TASK TO COMPLETE
Each record that follows should be repeated exactly, minus any images.

DATA SUPPLIED
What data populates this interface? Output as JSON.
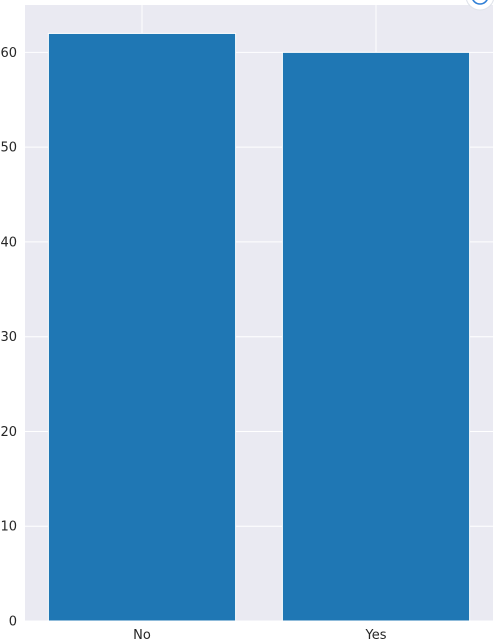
{
  "chart_data": {
    "type": "bar",
    "categories": [
      "No",
      "Yes"
    ],
    "values": [
      62,
      60
    ],
    "title": "",
    "xlabel": "",
    "ylabel": "",
    "ylim": [
      0,
      65
    ],
    "yticks": [
      0,
      10,
      20,
      30,
      40,
      50,
      60
    ],
    "grid": true,
    "colors": {
      "bar": "#1f77b4",
      "plot_background": "#eaeaf2",
      "grid": "#ffffff",
      "text": "#262626"
    }
  },
  "toolbar": {
    "corner_icon": "expand-icon"
  }
}
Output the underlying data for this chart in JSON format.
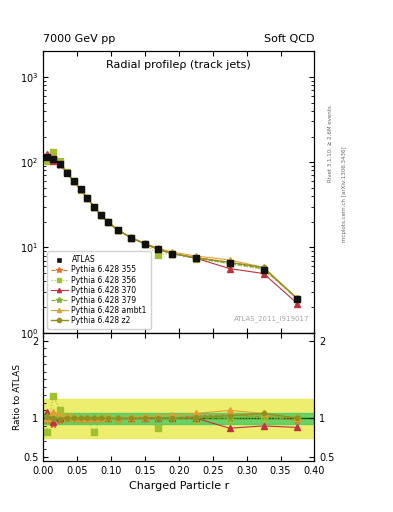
{
  "title": "Radial profileρ (track jets)",
  "top_left_label": "7000 GeV pp",
  "top_right_label": "Soft QCD",
  "xlabel": "Charged Particle r",
  "ylabel_ratio": "Ratio to ATLAS",
  "right_label_top": "Rivet 3.1.10, ≥ 2.6M events",
  "right_label_bottom": "mcplots.cern.ch [arXiv:1306.3436]",
  "watermark": "ATLAS_2011_I919017",
  "xdata": [
    0.005,
    0.015,
    0.025,
    0.035,
    0.045,
    0.055,
    0.065,
    0.075,
    0.085,
    0.095,
    0.11,
    0.13,
    0.15,
    0.17,
    0.19,
    0.225,
    0.275,
    0.325,
    0.375
  ],
  "atlas_y": [
    115,
    110,
    95,
    75,
    60,
    48,
    38,
    30,
    24,
    20,
    16,
    13,
    11,
    9.5,
    8.5,
    7.5,
    6.5,
    5.5,
    2.5
  ],
  "atlas_yerr": [
    5,
    4,
    3.5,
    2.5,
    2,
    1.5,
    1.2,
    1.0,
    0.8,
    0.7,
    0.5,
    0.4,
    0.35,
    0.3,
    0.28,
    0.25,
    0.22,
    0.2,
    0.15
  ],
  "series": [
    {
      "label": "ATLAS",
      "color": "#111111",
      "marker": "s",
      "markersize": 4,
      "linestyle": "none",
      "linewidth": 0,
      "scale": [
        1,
        1,
        1,
        1,
        1,
        1,
        1,
        1,
        1,
        1,
        1,
        1,
        1,
        1,
        1,
        1,
        1,
        1,
        1
      ],
      "ratio": [
        1,
        1,
        1,
        1,
        1,
        1,
        1,
        1,
        1,
        1,
        1,
        1,
        1,
        1,
        1,
        1,
        1,
        1,
        1
      ]
    },
    {
      "label": "Pythia 6.428 355",
      "color": "#e07030",
      "marker": "*",
      "markersize": 5,
      "linestyle": "--",
      "linewidth": 0.8,
      "scale": [
        1.0,
        0.97,
        0.98,
        1.0,
        1.0,
        1.0,
        1.0,
        1.0,
        1.0,
        1.0,
        1.0,
        1.0,
        1.0,
        1.0,
        1.0,
        1.02,
        1.03,
        1.02,
        1.0
      ],
      "ratio": [
        0.97,
        0.92,
        0.97,
        1.0,
        1.0,
        1.0,
        1.0,
        1.0,
        1.0,
        1.0,
        1.0,
        1.0,
        1.02,
        1.0,
        1.0,
        1.03,
        1.04,
        1.02,
        0.97
      ]
    },
    {
      "label": "Pythia 6.428 356",
      "color": "#a0c030",
      "marker": "s",
      "markersize": 4,
      "linestyle": ":",
      "linewidth": 0.8,
      "scale": [
        0.9,
        1.2,
        1.08,
        1.03,
        1.0,
        0.99,
        0.99,
        1.0,
        1.0,
        1.0,
        0.99,
        0.99,
        1.0,
        0.87,
        1.0,
        0.98,
        0.99,
        1.0,
        1.0
      ],
      "ratio": [
        0.82,
        1.28,
        1.1,
        1.03,
        1.0,
        0.99,
        0.99,
        0.82,
        1.0,
        1.0,
        0.99,
        0.99,
        1.0,
        0.87,
        1.0,
        0.98,
        0.99,
        1.0,
        1.0
      ]
    },
    {
      "label": "Pythia 6.428 370",
      "color": "#c03040",
      "marker": "^",
      "markersize": 4,
      "linestyle": "-",
      "linewidth": 0.8,
      "scale": [
        1.08,
        0.95,
        1.0,
        1.01,
        1.0,
        1.0,
        1.0,
        1.0,
        1.0,
        1.0,
        1.0,
        1.0,
        1.0,
        1.0,
        1.0,
        1.0,
        0.87,
        0.9,
        0.88
      ],
      "ratio": [
        1.08,
        0.95,
        1.0,
        1.01,
        1.0,
        1.0,
        1.0,
        1.0,
        1.0,
        1.0,
        1.0,
        1.0,
        1.0,
        1.0,
        1.0,
        1.0,
        0.87,
        0.9,
        0.88
      ]
    },
    {
      "label": "Pythia 6.428 379",
      "color": "#80b030",
      "marker": "*",
      "markersize": 5,
      "linestyle": "--",
      "linewidth": 0.8,
      "scale": [
        1.03,
        1.0,
        1.01,
        0.99,
        1.0,
        1.0,
        1.0,
        1.0,
        1.0,
        1.0,
        1.0,
        1.0,
        1.0,
        1.0,
        1.0,
        1.0,
        1.0,
        1.03,
        1.01
      ],
      "ratio": [
        1.03,
        1.0,
        1.01,
        0.99,
        1.0,
        1.0,
        1.0,
        1.0,
        1.0,
        1.0,
        1.0,
        1.0,
        1.0,
        1.0,
        1.0,
        1.0,
        1.0,
        1.03,
        1.01
      ]
    },
    {
      "label": "Pythia 6.428 ambt1",
      "color": "#e0a030",
      "marker": "^",
      "markersize": 4,
      "linestyle": "-",
      "linewidth": 0.8,
      "scale": [
        1.0,
        1.08,
        1.04,
        1.01,
        1.0,
        1.0,
        1.0,
        1.0,
        1.0,
        1.01,
        1.0,
        1.01,
        1.02,
        1.03,
        1.04,
        1.06,
        1.1,
        1.06,
        1.0
      ],
      "ratio": [
        1.0,
        1.08,
        1.04,
        1.01,
        1.0,
        1.0,
        1.0,
        1.0,
        1.0,
        1.01,
        1.0,
        1.01,
        1.02,
        1.03,
        1.04,
        1.06,
        1.1,
        1.06,
        1.0
      ]
    },
    {
      "label": "Pythia 6.428 z2",
      "color": "#909020",
      "marker": "o",
      "markersize": 3,
      "linestyle": "-",
      "linewidth": 1.0,
      "scale": [
        1.01,
        1.0,
        0.99,
        1.0,
        1.0,
        1.0,
        1.0,
        1.0,
        1.0,
        1.0,
        1.0,
        1.0,
        1.0,
        1.0,
        1.0,
        1.01,
        1.03,
        1.06,
        1.0
      ],
      "ratio": [
        1.01,
        1.0,
        0.99,
        1.0,
        1.0,
        1.0,
        1.0,
        1.0,
        1.0,
        1.0,
        1.0,
        1.0,
        1.0,
        1.0,
        1.0,
        1.01,
        1.03,
        1.06,
        1.0
      ]
    }
  ],
  "band_yellow_lo": 0.75,
  "band_yellow_hi": 1.25,
  "band_green_lo": 0.93,
  "band_green_hi": 1.07,
  "ylim_main": [
    1.0,
    2000
  ],
  "ylim_ratio": [
    0.45,
    2.1
  ],
  "yticks_ratio": [
    0.5,
    1.0,
    2.0
  ],
  "ytick_labels_ratio": [
    "0.5",
    "1",
    "2"
  ],
  "xlim": [
    0.0,
    0.4
  ]
}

RESULT OF THIS TASK
What data populates this interface? Output as JSON.
{
  "chart_data": {
    "type": "bar",
    "categories": [
      "No",
      "Yes"
    ],
    "values": [
      62,
      60
    ],
    "title": "",
    "xlabel": "",
    "ylabel": "",
    "ylim": [
      0,
      65
    ],
    "yticks": [
      0,
      10,
      20,
      30,
      40,
      50,
      60
    ],
    "grid": true,
    "colors": {
      "bar": "#1f77b4",
      "plot_background": "#eaeaf2",
      "grid": "#ffffff",
      "text": "#262626"
    }
  },
  "toolbar": {
    "corner_icon": "expand-icon"
  }
}
Output the underlying data for this chart in JSON format.
{
  "title": "Radial profileρ (track jets)",
  "top_left_label": "7000 GeV pp",
  "top_right_label": "Soft QCD",
  "xlabel": "Charged Particle r",
  "ylabel_ratio": "Ratio to ATLAS",
  "right_label_top": "Rivet 3.1.10, ≥ 2.6M events",
  "right_label_bottom": "mcplots.cern.ch [arXiv:1306.3436]",
  "watermark": "ATLAS_2011_I919017",
  "xdata": [
    0.005,
    0.015,
    0.025,
    0.035,
    0.045,
    0.055,
    0.065,
    0.075,
    0.085,
    0.095,
    0.11,
    0.13,
    0.15,
    0.17,
    0.19,
    0.225,
    0.275,
    0.325,
    0.375
  ],
  "atlas_y": [
    115,
    110,
    95,
    75,
    60,
    48,
    38,
    30,
    24,
    20,
    16,
    13,
    11,
    9.5,
    8.5,
    7.5,
    6.5,
    5.5,
    2.5
  ],
  "atlas_yerr": [
    5,
    4,
    3.5,
    2.5,
    2,
    1.5,
    1.2,
    1.0,
    0.8,
    0.7,
    0.5,
    0.4,
    0.35,
    0.3,
    0.28,
    0.25,
    0.22,
    0.2,
    0.15
  ],
  "series": [
    {
      "label": "ATLAS",
      "color": "#111111",
      "marker": "s",
      "markersize": 4,
      "linestyle": "none",
      "linewidth": 0,
      "scale": [
        1,
        1,
        1,
        1,
        1,
        1,
        1,
        1,
        1,
        1,
        1,
        1,
        1,
        1,
        1,
        1,
        1,
        1,
        1
      ],
      "ratio": [
        1,
        1,
        1,
        1,
        1,
        1,
        1,
        1,
        1,
        1,
        1,
        1,
        1,
        1,
        1,
        1,
        1,
        1,
        1
      ]
    },
    {
      "label": "Pythia 6.428 355",
      "color": "#e07030",
      "marker": "*",
      "markersize": 5,
      "linestyle": "--",
      "linewidth": 0.8,
      "scale": [
        1.0,
        0.97,
        0.98,
        1.0,
        1.0,
        1.0,
        1.0,
        1.0,
        1.0,
        1.0,
        1.0,
        1.0,
        1.0,
        1.0,
        1.0,
        1.02,
        1.03,
        1.02,
        1.0
      ],
      "ratio": [
        0.97,
        0.92,
        0.97,
        1.0,
        1.0,
        1.0,
        1.0,
        1.0,
        1.0,
        1.0,
        1.0,
        1.0,
        1.02,
        1.0,
        1.0,
        1.03,
        1.04,
        1.02,
        0.97
      ]
    },
    {
      "label": "Pythia 6.428 356",
      "color": "#a0c030",
      "marker": "s",
      "markersize": 4,
      "linestyle": ":",
      "linewidth": 0.8,
      "scale": [
        0.9,
        1.2,
        1.08,
        1.03,
        1.0,
        0.99,
        0.99,
        1.0,
        1.0,
        1.0,
        0.99,
        0.99,
        1.0,
        0.87,
        1.0,
        0.98,
        0.99,
        1.0,
        1.0
      ],
      "ratio": [
        0.82,
        1.28,
        1.1,
        1.03,
        1.0,
        0.99,
        0.99,
        0.82,
        1.0,
        1.0,
        0.99,
        0.99,
        1.0,
        0.87,
        1.0,
        0.98,
        0.99,
        1.0,
        1.0
      ]
    },
    {
      "label": "Pythia 6.428 370",
      "color": "#c03040",
      "marker": "^",
      "markersize": 4,
      "linestyle": "-",
      "linewidth": 0.8,
      "scale": [
        1.08,
        0.95,
        1.0,
        1.01,
        1.0,
        1.0,
        1.0,
        1.0,
        1.0,
        1.0,
        1.0,
        1.0,
        1.0,
        1.0,
        1.0,
        1.0,
        0.87,
        0.9,
        0.88
      ],
      "ratio": [
        1.08,
        0.95,
        1.0,
        1.01,
        1.0,
        1.0,
        1.0,
        1.0,
        1.0,
        1.0,
        1.0,
        1.0,
        1.0,
        1.0,
        1.0,
        1.0,
        0.87,
        0.9,
        0.88
      ]
    },
    {
      "label": "Pythia 6.428 379",
      "color": "#80b030",
      "marker": "*",
      "markersize": 5,
      "linestyle": "--",
      "linewidth": 0.8,
      "scale": [
        1.03,
        1.0,
        1.01,
        0.99,
        1.0,
        1.0,
        1.0,
        1.0,
        1.0,
        1.0,
        1.0,
        1.0,
        1.0,
        1.0,
        1.0,
        1.0,
        1.0,
        1.03,
        1.01
      ],
      "ratio": [
        1.03,
        1.0,
        1.01,
        0.99,
        1.0,
        1.0,
        1.0,
        1.0,
        1.0,
        1.0,
        1.0,
        1.0,
        1.0,
        1.0,
        1.0,
        1.0,
        1.0,
        1.03,
        1.01
      ]
    },
    {
      "label": "Pythia 6.428 ambt1",
      "color": "#e0a030",
      "marker": "^",
      "markersize": 4,
      "linestyle": "-",
      "linewidth": 0.8,
      "scale": [
        1.0,
        1.08,
        1.04,
        1.01,
        1.0,
        1.0,
        1.0,
        1.0,
        1.0,
        1.01,
        1.0,
        1.01,
        1.02,
        1.03,
        1.04,
        1.06,
        1.1,
        1.06,
        1.0
      ],
      "ratio": [
        1.0,
        1.08,
        1.04,
        1.01,
        1.0,
        1.0,
        1.0,
        1.0,
        1.0,
        1.01,
        1.0,
        1.01,
        1.02,
        1.03,
        1.04,
        1.06,
        1.1,
        1.06,
        1.0
      ]
    },
    {
      "label": "Pythia 6.428 z2",
      "color": "#909020",
      "marker": "o",
      "markersize": 3,
      "linestyle": "-",
      "linewidth": 1.0,
      "scale": [
        1.01,
        1.0,
        0.99,
        1.0,
        1.0,
        1.0,
        1.0,
        1.0,
        1.0,
        1.0,
        1.0,
        1.0,
        1.0,
        1.0,
        1.0,
        1.01,
        1.03,
        1.06,
        1.0
      ],
      "ratio": [
        1.01,
        1.0,
        0.99,
        1.0,
        1.0,
        1.0,
        1.0,
        1.0,
        1.0,
        1.0,
        1.0,
        1.0,
        1.0,
        1.0,
        1.0,
        1.01,
        1.03,
        1.06,
        1.0
      ]
    }
  ],
  "band_yellow_lo": 0.75,
  "band_yellow_hi": 1.25,
  "band_green_lo": 0.93,
  "band_green_hi": 1.07,
  "ylim_main": [
    1.0,
    2000
  ],
  "ylim_ratio": [
    0.45,
    2.1
  ],
  "yticks_ratio": [
    0.5,
    1.0,
    2.0
  ],
  "ytick_labels_ratio": [
    "0.5",
    "1",
    "2"
  ],
  "xlim": [
    0.0,
    0.4
  ]
}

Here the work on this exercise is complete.